Problem to solve: Give the listing again exactly, omitting its images.

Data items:
● ● ● ● ● ● ●
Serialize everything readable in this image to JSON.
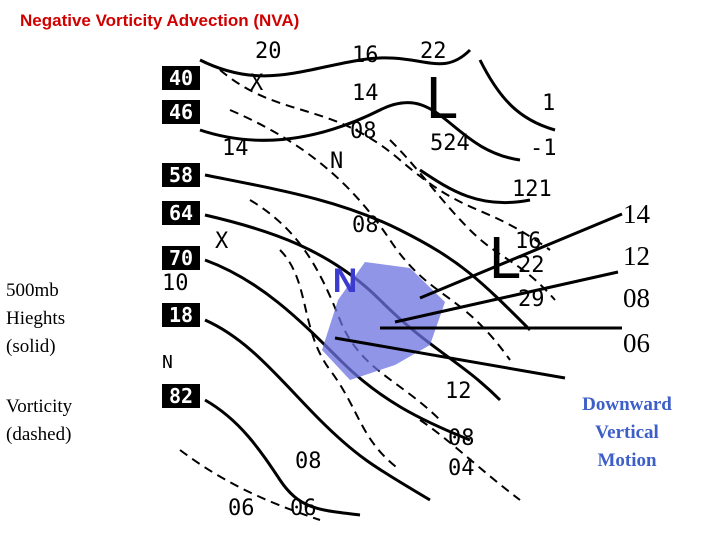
{
  "header": {
    "title": "Negative Vorticity Advection (NVA)"
  },
  "legend": {
    "heights": "500mb Hieghts (solid)",
    "vorticity": "Vorticity (dashed)"
  },
  "side_labels": [
    "14",
    "12",
    "08",
    "06"
  ],
  "annotation": "Downward Vertical Motion",
  "map": {
    "nva_label": "N",
    "lows": [
      "L",
      "L"
    ],
    "boxes": [
      "40",
      "46",
      "58",
      "64",
      "70",
      "18",
      "82"
    ],
    "labels": [
      "20",
      "16",
      "22",
      "X",
      "14",
      "1",
      "08",
      "524",
      "14",
      "-1",
      "N",
      "121",
      "08",
      "X",
      "16",
      "22",
      "29",
      "12",
      "08",
      "04",
      "08",
      "06",
      "06",
      "10",
      "N"
    ]
  }
}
● ● ● ● ● ● ●
Task solution:
Serialize everything readable in this image to JSON.
{
  "header": {
    "title": "Negative Vorticity Advection (NVA)"
  },
  "legend": {
    "heights": "500mb Hieghts (solid)",
    "vorticity": "Vorticity (dashed)"
  },
  "side_labels": [
    "14",
    "12",
    "08",
    "06"
  ],
  "annotation": "Downward Vertical Motion",
  "map": {
    "nva_label": "N",
    "lows": [
      "L",
      "L"
    ],
    "boxes": [
      "40",
      "46",
      "58",
      "64",
      "70",
      "18",
      "82"
    ],
    "labels": [
      "20",
      "16",
      "22",
      "X",
      "14",
      "1",
      "08",
      "524",
      "14",
      "-1",
      "N",
      "121",
      "08",
      "X",
      "16",
      "22",
      "29",
      "12",
      "08",
      "04",
      "08",
      "06",
      "06",
      "10",
      "N"
    ]
  }
}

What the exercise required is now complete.